Exercise description: Copy every record below exactly as written, but leave out the pictures.

╭─ Data rows

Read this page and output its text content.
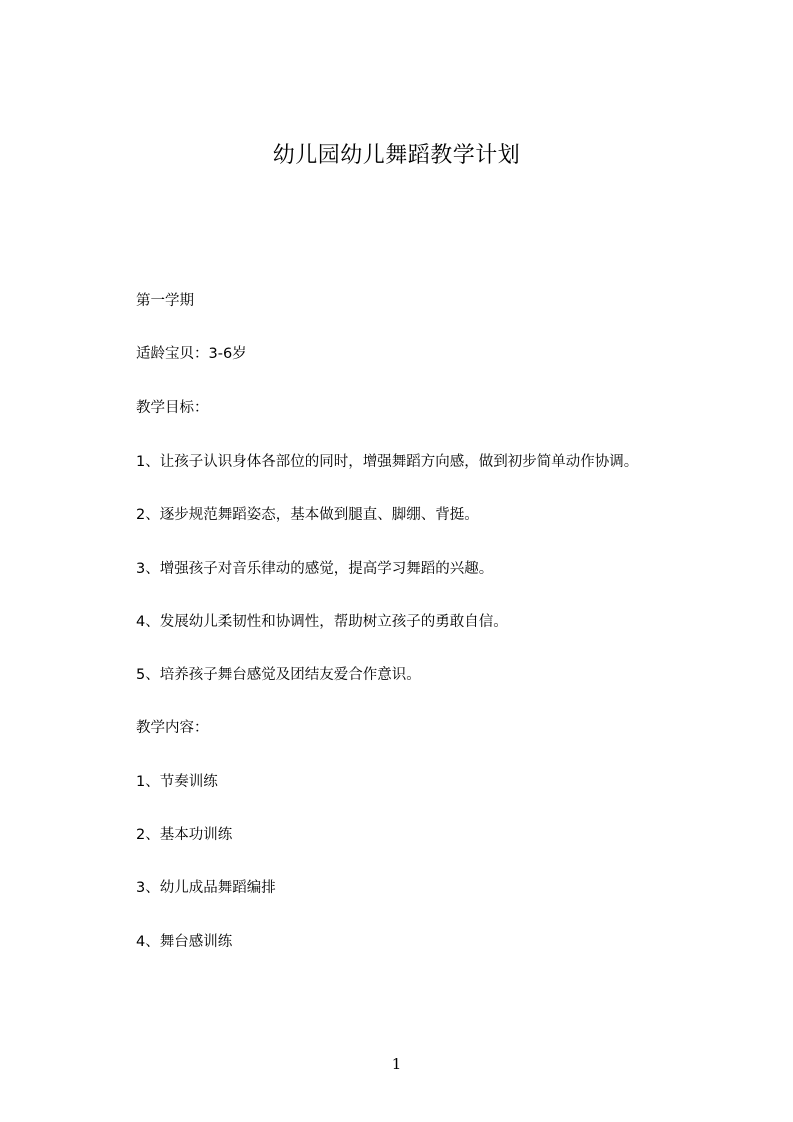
幼儿园幼儿舞蹈教学计划

第一学期

适龄宝贝：3-6岁

教学目标：

1、让孩子认识身体各部位的同时，增强舞蹈方向感，做到初步简单动作协调。

2、逐步规范舞蹈姿态，基本做到腿直、脚绷、背挺。

3、增强孩子对音乐律动的感觉，提高学习舞蹈的兴趣。

4、发展幼儿柔韧性和协调性，帮助树立孩子的勇敢自信。

5、培养孩子舞台感觉及团结友爱合作意识。

教学内容：

1、节奏训练

2、基本功训练

3、幼儿成品舞蹈编排

4、舞台感训练

1
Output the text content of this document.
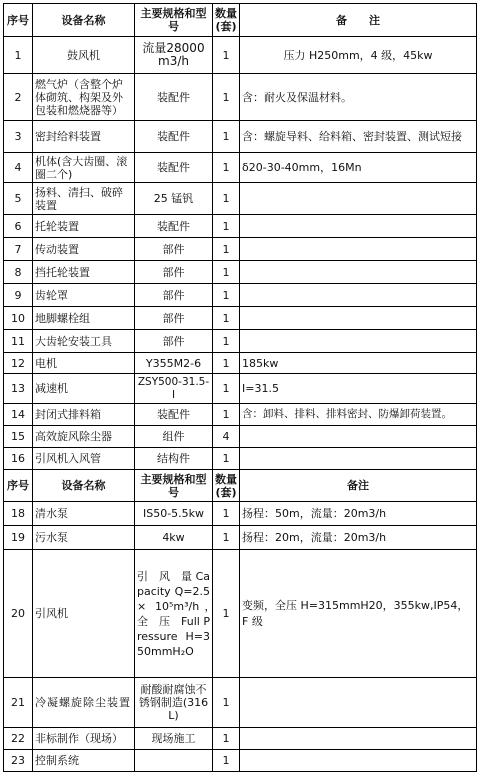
序号	设备名称	主要规格和型号	数量(套)	备　　注
1	鼓风机	流量28000m3/h	1	压力 H250mm，4 级，45kw
2	燃气炉（含整个炉体砌筑、构架及外包装和燃烧器等）	装配件	1	含：耐火及保温材料。
3	密封给料装置	装配件	1	含：螺旋导料、给料箱、密封装置、测试短接
4	机体(含大齿圈、滚圈二个)	装配件	1	δ20-30-40mm，16Mn
5	扬料、清扫、破碎装置	25 锰钒	1	
6	托轮装置	装配件	1	
7	传动装置	部件	1	
8	挡托轮装置	部件	1	
9	齿轮罩	部件	1	
10	地脚螺栓组	部件	1	
11	大齿轮安装工具	部件	1	
12	电机	Y355M2-6	1	185kw
13	减速机	ZSY500-31.5-I	1	I=31.5
14	封闭式排料箱	装配件	1	含：卸料、排料、排料密封、防爆卸荷装置。
15	高效旋风除尘器	组件	4	
16	引风机入风管	结构件	1	
序号	设备名称	主要规格和型号	数量(套)	备注
18	清水泵	IS50-5.5kw	1	扬程：50m，流量：20m3/h
19	污水泵	4kw	1	扬程：20m，流量：20m3/h
20	引风机	引　风　量 Capacity Q=2.5　× 10⁵m³/h，　全　压　Full Pressure H=350mmH₂O	1	变频，全压 H=315mmH20，355kw,IP54，F 级
21	冷凝螺旋除尘装置	耐酸耐腐蚀不锈钢制造(316L)	1	
22	非标制作（现场）	现场施工	1	
23	控制系统		1	
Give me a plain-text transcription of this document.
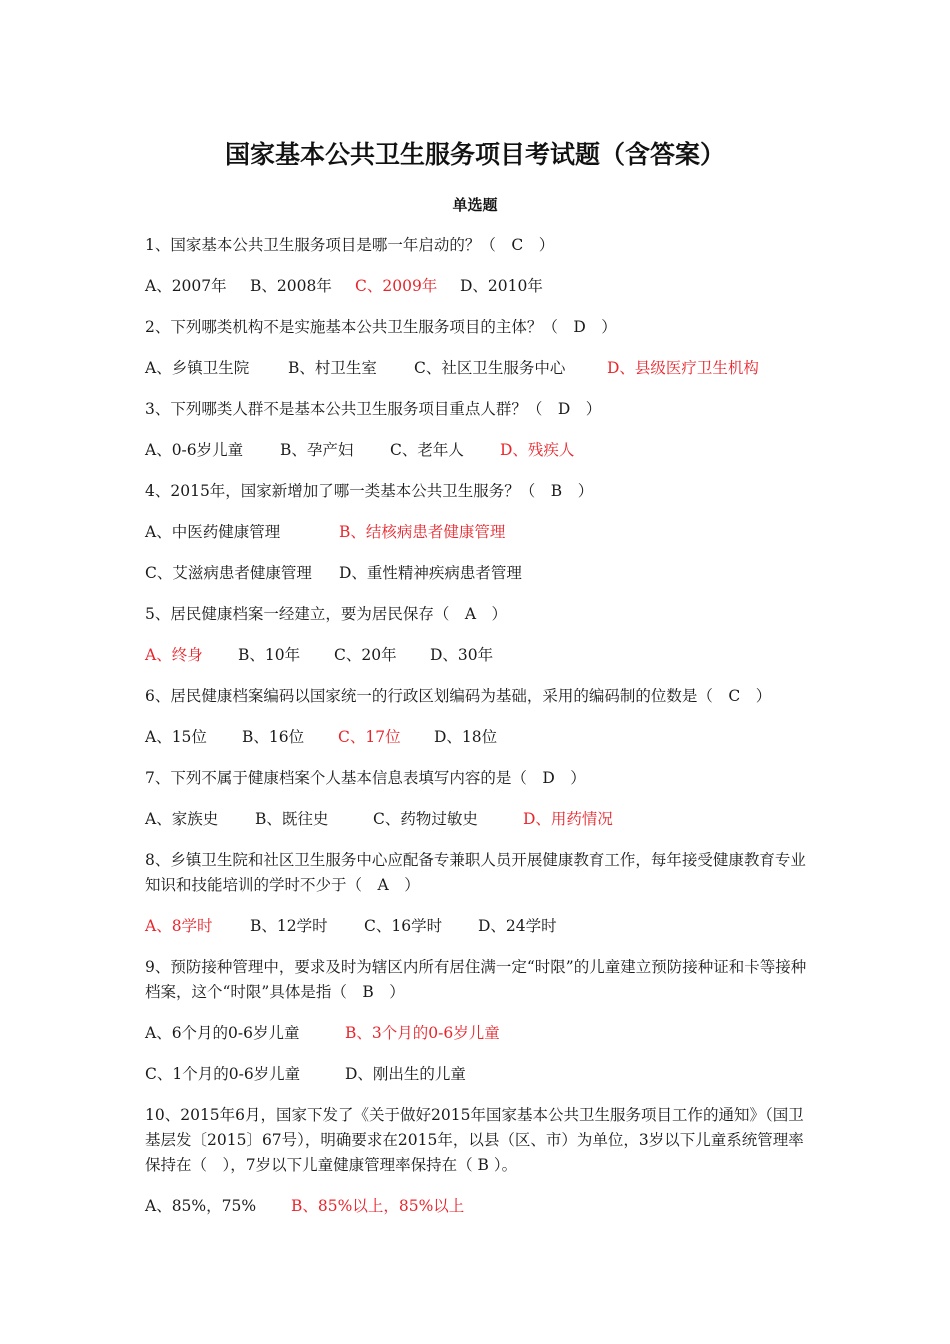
国家基本公共卫生服务项目考试题（含答案）
单选题
1、国家基本公共卫生服务项目是哪一年启动的？（　C　）
A、2007年 B、2008年 C、2009年 D、2010年
2、下列哪类机构不是实施基本公共卫生服务项目的主体？（　D　）
A、乡镇卫生院	B、村卫生室 C、社区卫生服务中心	D、县级医疗卫生机构
3、下列哪类人群不是基本公共卫生服务项目重点人群？（　D　）
A、0-6岁儿童 B、孕产妇 C、老年人 D、残疾人
4、2015年，国家新增加了哪一类基本公共卫生服务？（　B　）
A、中医药健康管理	B、结核病患者健康管理
C、艾滋病患者健康管理 D、重性精神疾病患者管理
5、居民健康档案一经建立，要为居民保存（　A　）
A、终身 B、10年 C、20年 D、30年
6、居民健康档案编码以国家统一的行政区划编码为基础，采用的编码制的位数是（　C　）
A、15位 B、16位 C、17位 D、18位
7、下列不属于健康档案个人基本信息表填写内容的是（　D　）
A、家族史 B、既往史	C、药物过敏史	D、用药情况
8、乡镇卫生院和社区卫生服务中心应配备专兼职人员开展健康教育工作，每年接受健康教育专业知识和技能培训的学时不少于（　A　）
A、8学时 B、12学时 C、16学时 D、24学时
9、预防接种管理中，要求及时为辖区内所有居住满一定“时限”的儿童建立预防接种证和卡等接种档案，这个“时限”具体是指（　B　）
A、6个月的0-6岁儿童	B、3个月的0-6岁儿童
C、1个月的0-6岁儿童	D、刚出生的儿童
10、2015年6月，国家下发了《关于做好2015年国家基本公共卫生服务项目工作的通知》（国卫基层发〔2015〕67号），明确要求在2015年，以县（区、市）为单位，3岁以下儿童系统管理率保持在（　），7岁以下儿童健康管理率保持在（ B ）。
A、85%，75% B、85%以上，85%以上
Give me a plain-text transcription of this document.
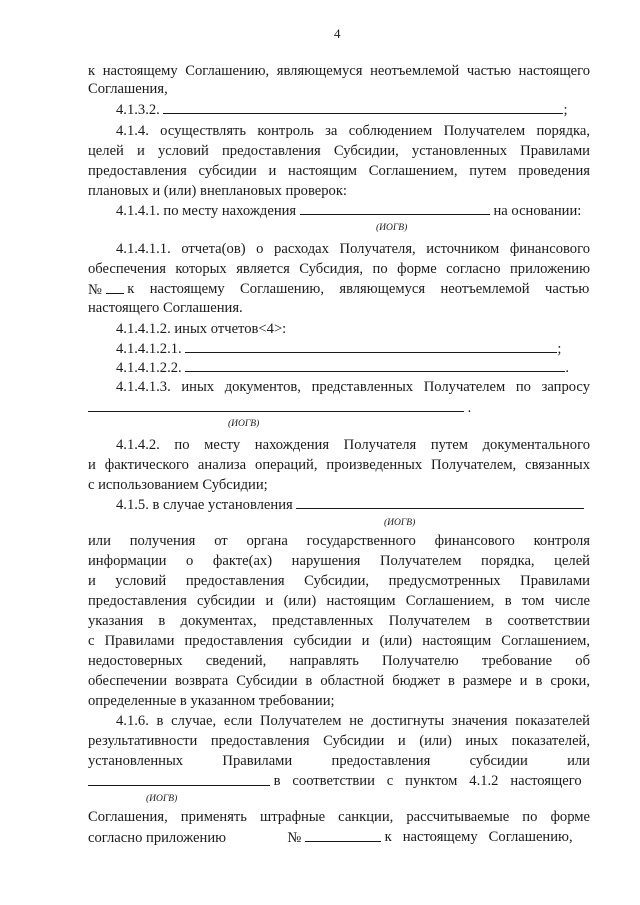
4
к настоящему Соглашению, являющемуся неотъемлемой частью настоящего
Соглашения,
4.1.3.2.	;
4.1.4. осуществлять контроль за соблюдением Получателем порядка,
целей и условий предоставления Субсидии, установленных Правилами
предоставления субсидии и настоящим Соглашением, путем проведения
плановых и (или) внеплановых проверок:
4.1.4.1. по месту нахождения	на основании:
(ИОГВ)
4.1.4.1.1. отчета(ов) о расходах Получателя, источником финансового
обеспечения которых является Субсидия, по форме согласно приложению
№ к настоящему Соглашению, являющемуся неотъемлемой частью
настоящего Соглашения.
4.1.4.1.2. иных отчетов<4>:
4.1.4.1.2.1.	;
4.1.4.1.2.2.	.
4.1.4.1.3. иных документов, представленных Получателем по запросу
.
(ИОГВ)
4.1.4.2. по месту нахождения Получателя путем документального
и фактического анализа операций, произведенных Получателем, связанных
с использованием Субсидии;
4.1.5. в случае установления
(ИОГВ)
или получения от органа государственного финансового контроля
информации о факте(ах) нарушения Получателем порядка, целей
и условий предоставления Субсидии, предусмотренных Правилами
предоставления субсидии и (или) настоящим Соглашением, в том числе
указания в документах, представленных Получателем в соответствии
с Правилами предоставления субсидии и (или) настоящим Соглашением,
недостоверных сведений, направлять Получателю требование об
обеспечении возврата Субсидии в областной бюджет в размере и в сроки,
определенные в указанном требовании;
4.1.6. в случае, если Получателем не достигнуты значения показателей
результативности предоставления Субсидии и (или) иных показателей,
установленных Правилами предоставления субсидии или
в соответствии с пунктом 4.1.2 настоящего
(ИОГВ)
Соглашения, применять штрафные санкции, рассчитываемые по форме
согласно приложению	№	к настоящему Соглашению,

╰─

Worked answer:
Read this page and output its text content.
幼儿园幼儿舞蹈教学计划

第一学期

适龄宝贝：3-6岁

教学目标：

1、让孩子认识身体各部位的同时，增强舞蹈方向感，做到初步简单动作协调。

2、逐步规范舞蹈姿态，基本做到腿直、脚绷、背挺。

3、增强孩子对音乐律动的感觉，提高学习舞蹈的兴趣。

4、发展幼儿柔韧性和协调性，帮助树立孩子的勇敢自信。

5、培养孩子舞台感觉及团结友爱合作意识。

教学内容：

1、节奏训练

2、基本功训练

3、幼儿成品舞蹈编排

4、舞台感训练

1
Output the text content of this document.
序号	设备名称	主要规格和型号	数量(套)	备　　注
1	鼓风机	流量28000m3/h	1	压力 H250mm，4 级，45kw
2	燃气炉（含整个炉体砌筑、构架及外包装和燃烧器等）	装配件	1	含：耐火及保温材料。
3	密封给料装置	装配件	1	含：螺旋导料、给料箱、密封装置、测试短接
4	机体(含大齿圈、滚圈二个)	装配件	1	δ20-30-40mm，16Mn
5	扬料、清扫、破碎装置	25 锰钒	1	
6	托轮装置	装配件	1	
7	传动装置	部件	1	
8	挡托轮装置	部件	1	
9	齿轮罩	部件	1	
10	地脚螺栓组	部件	1	
11	大齿轮安装工具	部件	1	
12	电机	Y355M2-6	1	185kw
13	减速机	ZSY500-31.5-I	1	I=31.5
14	封闭式排料箱	装配件	1	含：卸料、排料、排料密封、防爆卸荷装置。
15	高效旋风除尘器	组件	4	
16	引风机入风管	结构件	1	
序号	设备名称	主要规格和型号	数量(套)	备注
18	清水泵	IS50-5.5kw	1	扬程：50m，流量：20m3/h
19	污水泵	4kw	1	扬程：20m，流量：20m3/h
20	引风机	引　风　量 Capacity Q=2.5　× 10⁵m³/h，　全　压　Full Pressure H=350mmH₂O	1	变频，全压 H=315mmH20，355kw,IP54，F 级
21	冷凝螺旋除尘装置	耐酸耐腐蚀不锈钢制造(316L)	1	
22	非标制作（现场）	现场施工	1	
23	控制系统		1	
Give me a plain-text transcription of this document.
国家基本公共卫生服务项目考试题（含答案）
单选题
1、国家基本公共卫生服务项目是哪一年启动的？（　C　）
A、2007年 B、2008年 C、2009年 D、2010年
2、下列哪类机构不是实施基本公共卫生服务项目的主体？（　D　）
A、乡镇卫生院	B、村卫生室 C、社区卫生服务中心	D、县级医疗卫生机构
3、下列哪类人群不是基本公共卫生服务项目重点人群？（　D　）
A、0-6岁儿童 B、孕产妇 C、老年人 D、残疾人
4、2015年，国家新增加了哪一类基本公共卫生服务？（　B　）
A、中医药健康管理	B、结核病患者健康管理
C、艾滋病患者健康管理 D、重性精神疾病患者管理
5、居民健康档案一经建立，要为居民保存（　A　）
A、终身 B、10年 C、20年 D、30年
6、居民健康档案编码以国家统一的行政区划编码为基础，采用的编码制的位数是（　C　）
A、15位 B、16位 C、17位 D、18位
7、下列不属于健康档案个人基本信息表填写内容的是（　D　）
A、家族史 B、既往史	C、药物过敏史	D、用药情况
8、乡镇卫生院和社区卫生服务中心应配备专兼职人员开展健康教育工作，每年接受健康教育专业知识和技能培训的学时不少于（　A　）
A、8学时 B、12学时 C、16学时 D、24学时
9、预防接种管理中，要求及时为辖区内所有居住满一定“时限”的儿童建立预防接种证和卡等接种档案，这个“时限”具体是指（　B　）
A、6个月的0-6岁儿童	B、3个月的0-6岁儿童
C、1个月的0-6岁儿童	D、刚出生的儿童
10、2015年6月，国家下发了《关于做好2015年国家基本公共卫生服务项目工作的通知》（国卫基层发〔2015〕67号），明确要求在2015年，以县（区、市）为单位，3岁以下儿童系统管理率保持在（　），7岁以下儿童健康管理率保持在（ B ）。
A、85%，75% B、85%以上，85%以上
Give me a plain-text transcription of this document.
4
к настоящему Соглашению, являющемуся неотъемлемой частью настоящего
Соглашения,
4.1.3.2.	;
4.1.4. осуществлять контроль за соблюдением Получателем порядка,
целей и условий предоставления Субсидии, установленных Правилами
предоставления субсидии и настоящим Соглашением, путем проведения
плановых и (или) внеплановых проверок:
4.1.4.1. по месту нахождения	на основании:
(ИОГВ)
4.1.4.1.1. отчета(ов) о расходах Получателя, источником финансового
обеспечения которых является Субсидия, по форме согласно приложению
№ к настоящему Соглашению, являющемуся неотъемлемой частью
настоящего Соглашения.
4.1.4.1.2. иных отчетов<4>:
4.1.4.1.2.1.	;
4.1.4.1.2.2.	.
4.1.4.1.3. иных документов, представленных Получателем по запросу
.
(ИОГВ)
4.1.4.2. по месту нахождения Получателя путем документального
и фактического анализа операций, произведенных Получателем, связанных
с использованием Субсидии;
4.1.5. в случае установления
(ИОГВ)
или получения от органа государственного финансового контроля
информации о факте(ах) нарушения Получателем порядка, целей
и условий предоставления Субсидии, предусмотренных Правилами
предоставления субсидии и (или) настоящим Соглашением, в том числе
указания в документах, представленных Получателем в соответствии
с Правилами предоставления субсидии и (или) настоящим Соглашением,
недостоверных сведений, направлять Получателю требование об
обеспечении возврата Субсидии в областной бюджет в размере и в сроки,
определенные в указанном требовании;
4.1.6. в случае, если Получателем не достигнуты значения показателей
результативности предоставления Субсидии и (или) иных показателей,
установленных Правилами предоставления субсидии или
в соответствии с пунктом 4.1.2 настоящего
(ИОГВ)
Соглашения, применять штрафные санкции, рассчитываемые по форме
согласно приложению	№	к настоящему Соглашению,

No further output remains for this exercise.